* Data for this exercise *

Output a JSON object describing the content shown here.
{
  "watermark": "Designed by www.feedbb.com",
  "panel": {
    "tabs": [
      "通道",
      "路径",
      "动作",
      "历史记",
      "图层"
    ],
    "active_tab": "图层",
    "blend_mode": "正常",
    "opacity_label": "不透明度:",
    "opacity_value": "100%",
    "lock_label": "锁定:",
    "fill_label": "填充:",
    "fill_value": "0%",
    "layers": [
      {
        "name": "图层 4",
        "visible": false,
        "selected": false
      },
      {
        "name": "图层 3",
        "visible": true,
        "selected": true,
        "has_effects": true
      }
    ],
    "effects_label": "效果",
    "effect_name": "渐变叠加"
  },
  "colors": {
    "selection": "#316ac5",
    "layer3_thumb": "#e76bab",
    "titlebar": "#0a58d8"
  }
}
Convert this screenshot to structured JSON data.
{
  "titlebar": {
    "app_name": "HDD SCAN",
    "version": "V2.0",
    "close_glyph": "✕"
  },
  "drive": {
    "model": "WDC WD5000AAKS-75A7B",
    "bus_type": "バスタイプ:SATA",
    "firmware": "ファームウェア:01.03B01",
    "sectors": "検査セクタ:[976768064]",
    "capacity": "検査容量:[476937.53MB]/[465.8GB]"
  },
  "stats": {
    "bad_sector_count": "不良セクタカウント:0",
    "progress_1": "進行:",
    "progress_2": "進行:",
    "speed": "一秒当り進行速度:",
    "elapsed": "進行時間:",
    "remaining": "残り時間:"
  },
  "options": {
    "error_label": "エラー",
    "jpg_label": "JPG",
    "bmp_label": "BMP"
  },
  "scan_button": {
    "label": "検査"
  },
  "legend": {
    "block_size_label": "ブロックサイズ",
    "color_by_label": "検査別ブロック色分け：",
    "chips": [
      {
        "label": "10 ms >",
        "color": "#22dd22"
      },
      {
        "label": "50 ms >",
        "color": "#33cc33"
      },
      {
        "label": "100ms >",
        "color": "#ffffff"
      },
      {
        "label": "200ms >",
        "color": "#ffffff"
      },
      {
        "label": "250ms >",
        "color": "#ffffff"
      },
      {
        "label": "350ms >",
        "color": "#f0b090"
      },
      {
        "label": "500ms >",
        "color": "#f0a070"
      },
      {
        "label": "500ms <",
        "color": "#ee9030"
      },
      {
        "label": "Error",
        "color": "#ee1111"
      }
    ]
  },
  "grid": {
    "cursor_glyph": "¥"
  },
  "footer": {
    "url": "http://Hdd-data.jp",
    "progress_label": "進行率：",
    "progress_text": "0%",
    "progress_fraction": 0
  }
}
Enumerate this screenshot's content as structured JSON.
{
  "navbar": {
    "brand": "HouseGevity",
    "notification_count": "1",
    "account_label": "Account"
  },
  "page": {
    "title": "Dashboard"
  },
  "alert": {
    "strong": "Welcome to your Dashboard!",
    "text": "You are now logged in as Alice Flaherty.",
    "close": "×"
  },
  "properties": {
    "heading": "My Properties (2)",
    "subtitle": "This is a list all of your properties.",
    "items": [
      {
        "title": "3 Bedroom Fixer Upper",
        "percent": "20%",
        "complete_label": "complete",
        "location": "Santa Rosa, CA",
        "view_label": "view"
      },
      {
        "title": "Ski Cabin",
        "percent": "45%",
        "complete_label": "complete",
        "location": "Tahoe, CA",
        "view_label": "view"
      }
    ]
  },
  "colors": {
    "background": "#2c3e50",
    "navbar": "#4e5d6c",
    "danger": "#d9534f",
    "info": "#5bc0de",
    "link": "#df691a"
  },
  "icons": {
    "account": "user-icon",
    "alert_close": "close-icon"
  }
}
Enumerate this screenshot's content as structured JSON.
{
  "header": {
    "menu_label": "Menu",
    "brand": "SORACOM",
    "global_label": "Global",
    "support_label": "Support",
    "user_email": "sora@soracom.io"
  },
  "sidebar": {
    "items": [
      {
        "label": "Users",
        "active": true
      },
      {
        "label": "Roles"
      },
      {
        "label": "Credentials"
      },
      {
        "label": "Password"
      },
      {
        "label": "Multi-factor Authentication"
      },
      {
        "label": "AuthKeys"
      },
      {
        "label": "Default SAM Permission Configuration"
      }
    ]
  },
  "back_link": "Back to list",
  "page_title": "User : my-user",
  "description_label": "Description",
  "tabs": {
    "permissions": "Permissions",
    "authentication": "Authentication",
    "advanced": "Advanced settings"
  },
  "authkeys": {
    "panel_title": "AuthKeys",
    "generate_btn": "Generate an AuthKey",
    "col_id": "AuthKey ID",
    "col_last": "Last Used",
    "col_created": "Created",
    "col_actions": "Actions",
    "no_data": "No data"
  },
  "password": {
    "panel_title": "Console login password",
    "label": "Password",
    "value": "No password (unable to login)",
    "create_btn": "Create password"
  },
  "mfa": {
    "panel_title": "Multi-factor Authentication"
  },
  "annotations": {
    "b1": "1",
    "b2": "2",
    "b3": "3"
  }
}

* Set problem *
Set out the complete listing exactly as shown.

* Result *
Output a JSON object describing the content shown here.
{
  "watermark": "Designed by www.feedbb.com",
  "panel": {
    "tabs": [
      "通道",
      "路径",
      "动作",
      "历史记",
      "图层"
    ],
    "active_tab": "图层",
    "blend_mode": "正常",
    "opacity_label": "不透明度:",
    "opacity_value": "100%",
    "lock_label": "锁定:",
    "fill_label": "填充:",
    "fill_value": "0%",
    "layers": [
      {
        "name": "图层 4",
        "visible": false,
        "selected": false
      },
      {
        "name": "图层 3",
        "visible": true,
        "selected": true,
        "has_effects": true
      }
    ],
    "effects_label": "效果",
    "effect_name": "渐变叠加"
  },
  "colors": {
    "selection": "#316ac5",
    "layer3_thumb": "#e76bab",
    "titlebar": "#0a58d8"
  }
}
Convert this screenshot to structured JSON data.
{
  "titlebar": {
    "app_name": "HDD SCAN",
    "version": "V2.0",
    "close_glyph": "✕"
  },
  "drive": {
    "model": "WDC WD5000AAKS-75A7B",
    "bus_type": "バスタイプ:SATA",
    "firmware": "ファームウェア:01.03B01",
    "sectors": "検査セクタ:[976768064]",
    "capacity": "検査容量:[476937.53MB]/[465.8GB]"
  },
  "stats": {
    "bad_sector_count": "不良セクタカウント:0",
    "progress_1": "進行:",
    "progress_2": "進行:",
    "speed": "一秒当り進行速度:",
    "elapsed": "進行時間:",
    "remaining": "残り時間:"
  },
  "options": {
    "error_label": "エラー",
    "jpg_label": "JPG",
    "bmp_label": "BMP"
  },
  "scan_button": {
    "label": "検査"
  },
  "legend": {
    "block_size_label": "ブロックサイズ",
    "color_by_label": "検査別ブロック色分け：",
    "chips": [
      {
        "label": "10 ms >",
        "color": "#22dd22"
      },
      {
        "label": "50 ms >",
        "color": "#33cc33"
      },
      {
        "label": "100ms >",
        "color": "#ffffff"
      },
      {
        "label": "200ms >",
        "color": "#ffffff"
      },
      {
        "label": "250ms >",
        "color": "#ffffff"
      },
      {
        "label": "350ms >",
        "color": "#f0b090"
      },
      {
        "label": "500ms >",
        "color": "#f0a070"
      },
      {
        "label": "500ms <",
        "color": "#ee9030"
      },
      {
        "label": "Error",
        "color": "#ee1111"
      }
    ]
  },
  "grid": {
    "cursor_glyph": "¥"
  },
  "footer": {
    "url": "http://Hdd-data.jp",
    "progress_label": "進行率：",
    "progress_text": "0%",
    "progress_fraction": 0
  }
}
Enumerate this screenshot's content as structured JSON.
{
  "navbar": {
    "brand": "HouseGevity",
    "notification_count": "1",
    "account_label": "Account"
  },
  "page": {
    "title": "Dashboard"
  },
  "alert": {
    "strong": "Welcome to your Dashboard!",
    "text": "You are now logged in as Alice Flaherty.",
    "close": "×"
  },
  "properties": {
    "heading": "My Properties (2)",
    "subtitle": "This is a list all of your properties.",
    "items": [
      {
        "title": "3 Bedroom Fixer Upper",
        "percent": "20%",
        "complete_label": "complete",
        "location": "Santa Rosa, CA",
        "view_label": "view"
      },
      {
        "title": "Ski Cabin",
        "percent": "45%",
        "complete_label": "complete",
        "location": "Tahoe, CA",
        "view_label": "view"
      }
    ]
  },
  "colors": {
    "background": "#2c3e50",
    "navbar": "#4e5d6c",
    "danger": "#d9534f",
    "info": "#5bc0de",
    "link": "#df691a"
  },
  "icons": {
    "account": "user-icon",
    "alert_close": "close-icon"
  }
}
Enumerate this screenshot's content as structured JSON.
{
  "header": {
    "menu_label": "Menu",
    "brand": "SORACOM",
    "global_label": "Global",
    "support_label": "Support",
    "user_email": "sora@soracom.io"
  },
  "sidebar": {
    "items": [
      {
        "label": "Users",
        "active": true
      },
      {
        "label": "Roles"
      },
      {
        "label": "Credentials"
      },
      {
        "label": "Password"
      },
      {
        "label": "Multi-factor Authentication"
      },
      {
        "label": "AuthKeys"
      },
      {
        "label": "Default SAM Permission Configuration"
      }
    ]
  },
  "back_link": "Back to list",
  "page_title": "User : my-user",
  "description_label": "Description",
  "tabs": {
    "permissions": "Permissions",
    "authentication": "Authentication",
    "advanced": "Advanced settings"
  },
  "authkeys": {
    "panel_title": "AuthKeys",
    "generate_btn": "Generate an AuthKey",
    "col_id": "AuthKey ID",
    "col_last": "Last Used",
    "col_created": "Created",
    "col_actions": "Actions",
    "no_data": "No data"
  },
  "password": {
    "panel_title": "Console login password",
    "label": "Password",
    "value": "No password (unable to login)",
    "create_btn": "Create password"
  },
  "mfa": {
    "panel_title": "Multi-factor Authentication"
  },
  "annotations": {
    "b1": "1",
    "b2": "2",
    "b3": "3"
  }
}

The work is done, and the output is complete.